> _Data entries_:
============================================================
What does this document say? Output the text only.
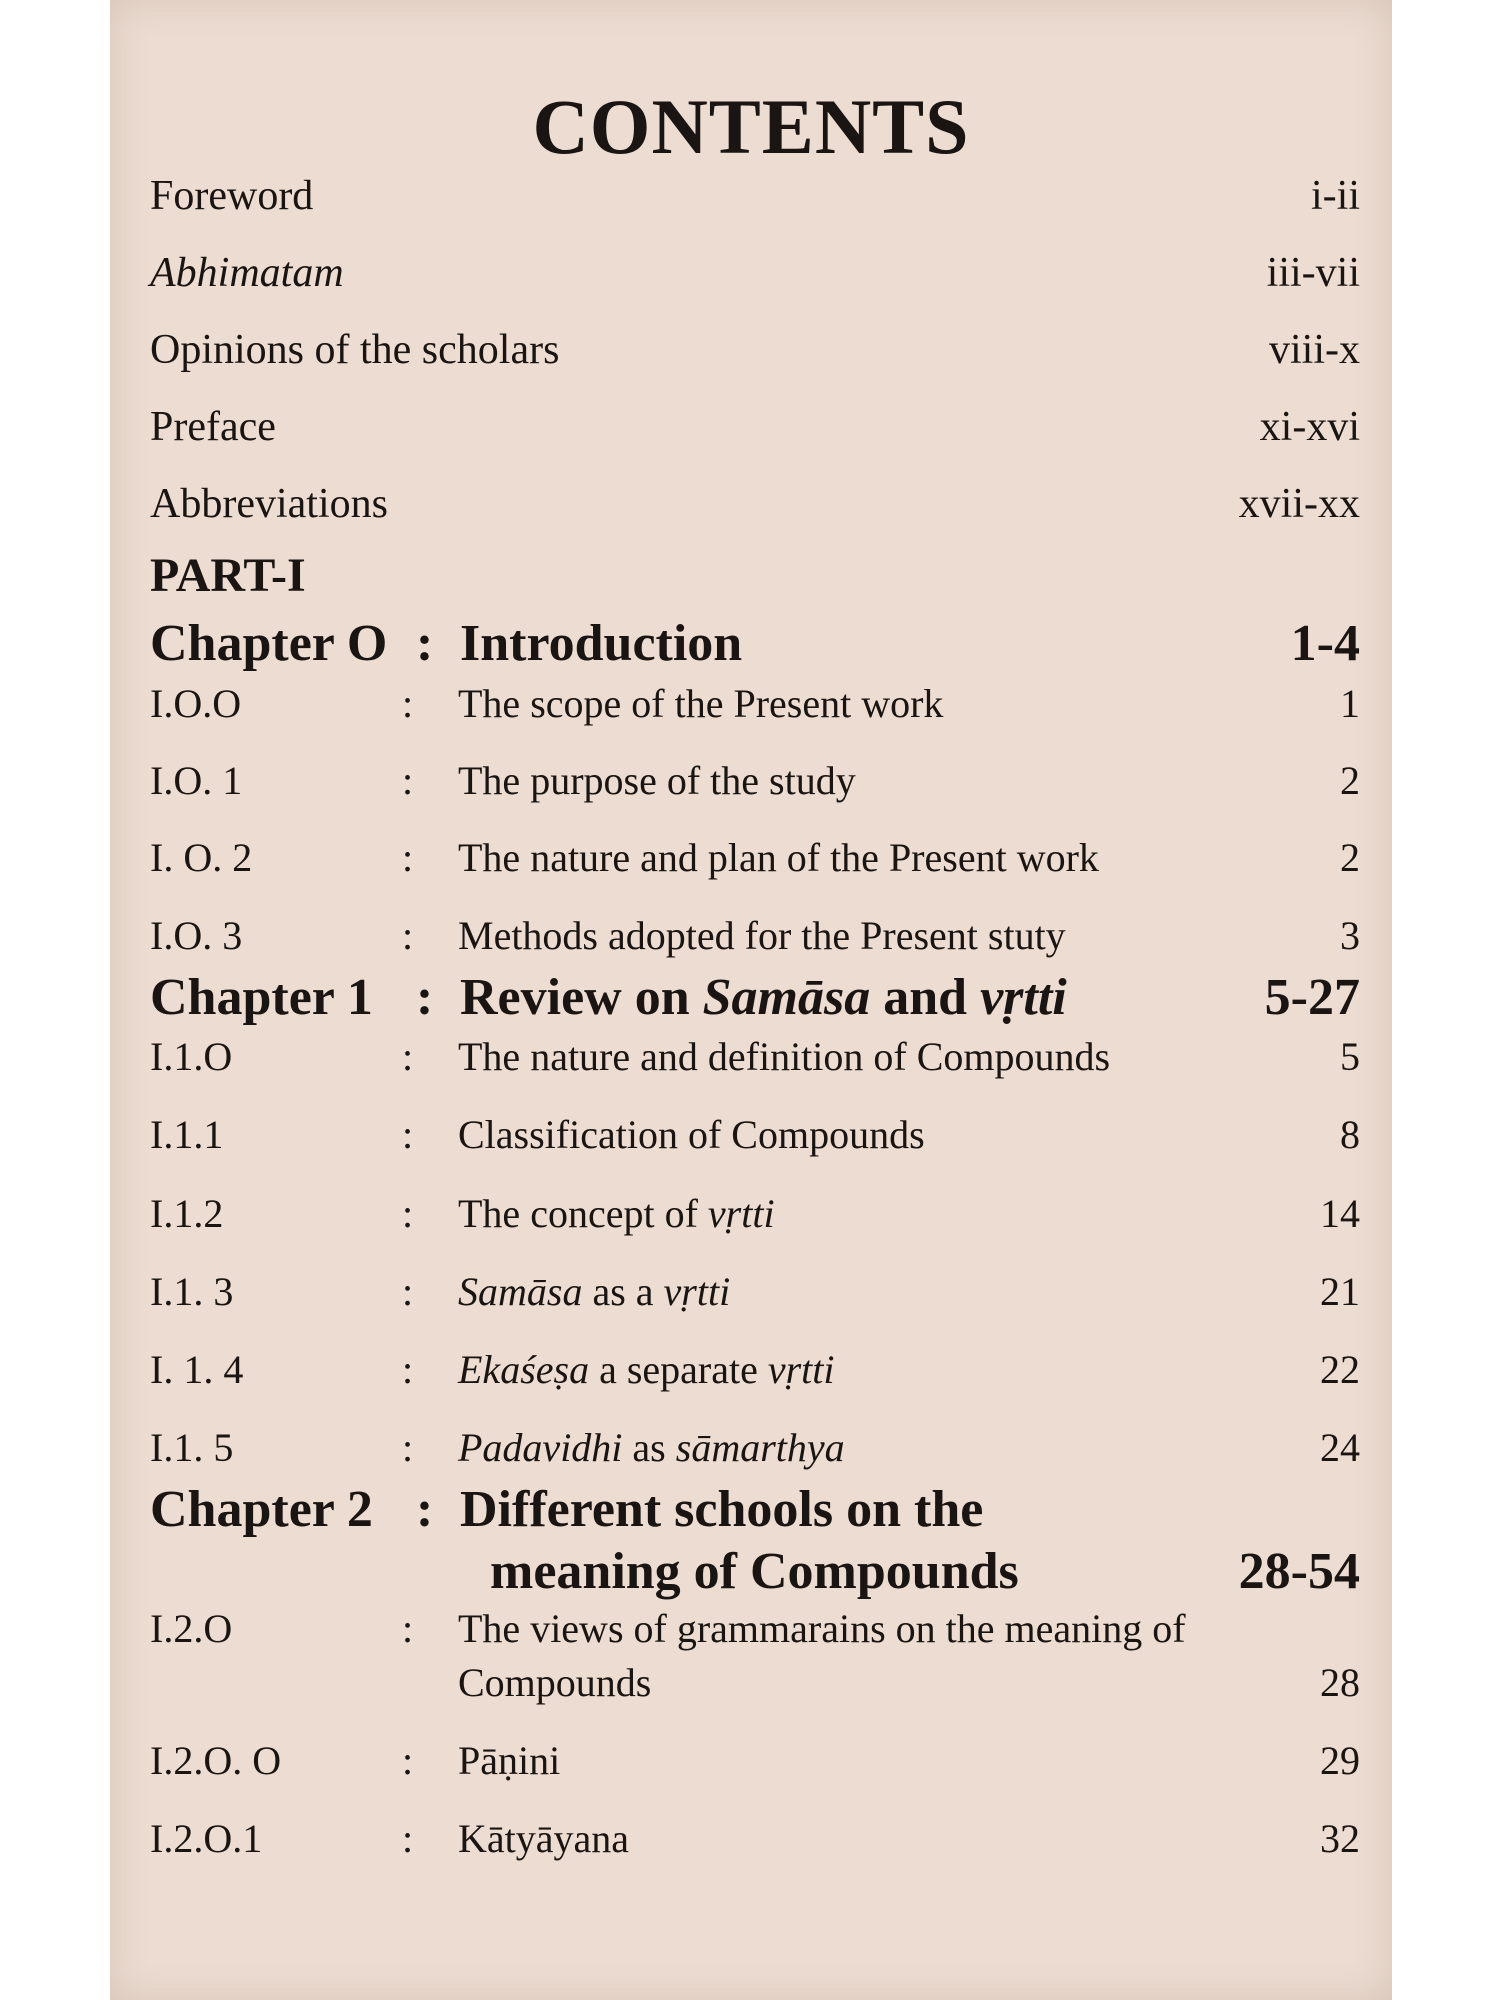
CONTENTS
Foreword	i-ii
Abhimatam	iii-vii
Opinions of the scholars	viii-x
Preface	xi-xvi
Abbreviations	xvii-xx
PART-I
Chapter O : Introduction	1-4
I.O.O	: The scope of the Present work	1
I.O. 1	: The purpose of the study	2
I. O. 2	: The nature and plan of the Present work	2
I.O. 3	: Methods adopted for the Present stuty	3
Chapter 1 : Review on Samāsa and vṛtti	5-27
I.1.O	: The nature and definition of Compounds	5
I.1.1	: Classification of Compounds	8
I.1.2	: The concept of vṛtti	14
I.1. 3	: Samāsa as a vṛtti	21
I. 1. 4	: Ekaśeṣa a separate vṛtti	22
I.1. 5	: Padavidhi as sāmarthya	24
Chapter 2 : Different schools on the
meaning of Compounds	28-54
I.2.O	: The views of grammarains on the meaning of
Compounds	28
I.2.O. O	: Pāṇini	29
I.2.O.1	: Kātyāyana	32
============================================================
> _GOAL_: Pull out every line containing "Present".

> _ANSWER FOR THIS EXERCISE_:
I.O.O	: The scope of the Present work	1
I. O. 2	: The nature and plan of the Present work	2
I.O. 3	: Methods adopted for the Present stuty	3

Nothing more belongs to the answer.